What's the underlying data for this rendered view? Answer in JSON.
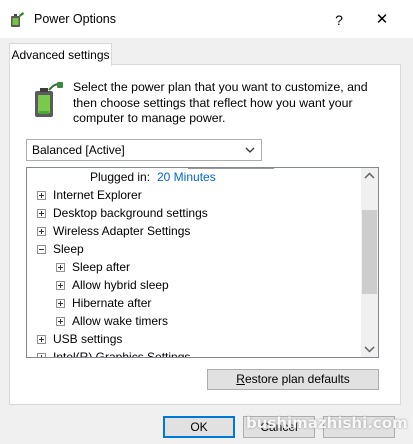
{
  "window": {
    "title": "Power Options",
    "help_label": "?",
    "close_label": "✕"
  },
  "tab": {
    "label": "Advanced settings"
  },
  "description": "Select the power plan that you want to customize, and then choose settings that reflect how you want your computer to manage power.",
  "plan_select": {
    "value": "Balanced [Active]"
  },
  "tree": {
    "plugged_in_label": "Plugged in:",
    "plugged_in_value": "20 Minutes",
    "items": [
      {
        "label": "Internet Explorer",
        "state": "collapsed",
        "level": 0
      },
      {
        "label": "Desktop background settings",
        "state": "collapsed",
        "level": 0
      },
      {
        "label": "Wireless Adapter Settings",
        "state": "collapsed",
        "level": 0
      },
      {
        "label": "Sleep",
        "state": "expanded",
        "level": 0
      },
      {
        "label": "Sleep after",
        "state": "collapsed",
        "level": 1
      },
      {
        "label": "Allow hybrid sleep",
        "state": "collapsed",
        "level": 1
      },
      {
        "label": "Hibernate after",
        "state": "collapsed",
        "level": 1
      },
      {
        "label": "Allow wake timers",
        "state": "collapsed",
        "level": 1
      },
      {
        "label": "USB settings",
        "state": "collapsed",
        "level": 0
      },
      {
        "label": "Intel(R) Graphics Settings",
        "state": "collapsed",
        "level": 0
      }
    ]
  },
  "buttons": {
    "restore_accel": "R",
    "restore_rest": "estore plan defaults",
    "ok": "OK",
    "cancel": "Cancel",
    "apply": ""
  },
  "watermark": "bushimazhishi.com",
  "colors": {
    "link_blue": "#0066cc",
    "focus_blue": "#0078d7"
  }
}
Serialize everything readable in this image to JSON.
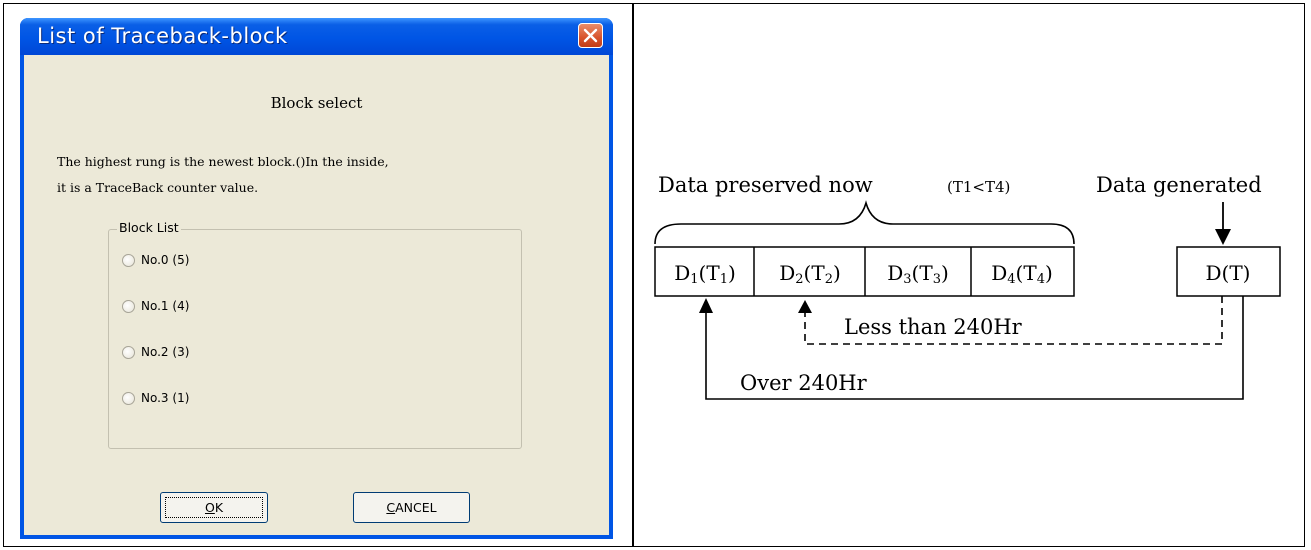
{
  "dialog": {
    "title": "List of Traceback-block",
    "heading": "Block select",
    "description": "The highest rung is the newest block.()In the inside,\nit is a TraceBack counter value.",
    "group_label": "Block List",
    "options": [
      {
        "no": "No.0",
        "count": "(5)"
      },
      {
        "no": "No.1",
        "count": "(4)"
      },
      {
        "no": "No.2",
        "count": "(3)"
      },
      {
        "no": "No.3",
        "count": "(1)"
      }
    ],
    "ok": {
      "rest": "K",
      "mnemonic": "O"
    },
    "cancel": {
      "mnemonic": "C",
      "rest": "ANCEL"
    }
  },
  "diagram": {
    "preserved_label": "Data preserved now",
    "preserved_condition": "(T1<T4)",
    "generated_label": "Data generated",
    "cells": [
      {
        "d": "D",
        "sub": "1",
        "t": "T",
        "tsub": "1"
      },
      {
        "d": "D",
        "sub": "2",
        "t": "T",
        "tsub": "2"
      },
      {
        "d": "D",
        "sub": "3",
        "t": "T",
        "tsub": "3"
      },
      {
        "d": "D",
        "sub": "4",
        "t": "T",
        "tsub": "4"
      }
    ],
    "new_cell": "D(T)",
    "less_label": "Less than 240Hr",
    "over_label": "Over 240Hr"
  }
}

WRITTEN INSTRUCTION:
Without the pictures, output the full listing exactly as it stands.

TASK SOLUTION:
What's the underlying data for this rendered view? Answer in JSON.
{
  "window": {
    "title": "Power Options",
    "help_label": "?",
    "close_label": "✕"
  },
  "tab": {
    "label": "Advanced settings"
  },
  "description": "Select the power plan that you want to customize, and then choose settings that reflect how you want your computer to manage power.",
  "plan_select": {
    "value": "Balanced [Active]"
  },
  "tree": {
    "plugged_in_label": "Plugged in:",
    "plugged_in_value": "20 Minutes",
    "items": [
      {
        "label": "Internet Explorer",
        "state": "collapsed",
        "level": 0
      },
      {
        "label": "Desktop background settings",
        "state": "collapsed",
        "level": 0
      },
      {
        "label": "Wireless Adapter Settings",
        "state": "collapsed",
        "level": 0
      },
      {
        "label": "Sleep",
        "state": "expanded",
        "level": 0
      },
      {
        "label": "Sleep after",
        "state": "collapsed",
        "level": 1
      },
      {
        "label": "Allow hybrid sleep",
        "state": "collapsed",
        "level": 1
      },
      {
        "label": "Hibernate after",
        "state": "collapsed",
        "level": 1
      },
      {
        "label": "Allow wake timers",
        "state": "collapsed",
        "level": 1
      },
      {
        "label": "USB settings",
        "state": "collapsed",
        "level": 0
      },
      {
        "label": "Intel(R) Graphics Settings",
        "state": "collapsed",
        "level": 0
      }
    ]
  },
  "buttons": {
    "restore_accel": "R",
    "restore_rest": "estore plan defaults",
    "ok": "OK",
    "cancel": "Cancel",
    "apply": ""
  },
  "watermark": "bushimazhishi.com",
  "colors": {
    "link_blue": "#0066cc",
    "focus_blue": "#0078d7"
  }
}
Serialize everything readable in this image to JSON.
{
  "dialog": {
    "title": "List of Traceback-block",
    "heading": "Block select",
    "description": "The highest rung is the newest block.()In the inside,\nit is a TraceBack counter value.",
    "group_label": "Block List",
    "options": [
      {
        "no": "No.0",
        "count": "(5)"
      },
      {
        "no": "No.1",
        "count": "(4)"
      },
      {
        "no": "No.2",
        "count": "(3)"
      },
      {
        "no": "No.3",
        "count": "(1)"
      }
    ],
    "ok": {
      "rest": "K",
      "mnemonic": "O"
    },
    "cancel": {
      "mnemonic": "C",
      "rest": "ANCEL"
    }
  },
  "diagram": {
    "preserved_label": "Data preserved now",
    "preserved_condition": "(T1<T4)",
    "generated_label": "Data generated",
    "cells": [
      {
        "d": "D",
        "sub": "1",
        "t": "T",
        "tsub": "1"
      },
      {
        "d": "D",
        "sub": "2",
        "t": "T",
        "tsub": "2"
      },
      {
        "d": "D",
        "sub": "3",
        "t": "T",
        "tsub": "3"
      },
      {
        "d": "D",
        "sub": "4",
        "t": "T",
        "tsub": "4"
      }
    ],
    "new_cell": "D(T)",
    "less_label": "Less than 240Hr",
    "over_label": "Over 240Hr"
  }
}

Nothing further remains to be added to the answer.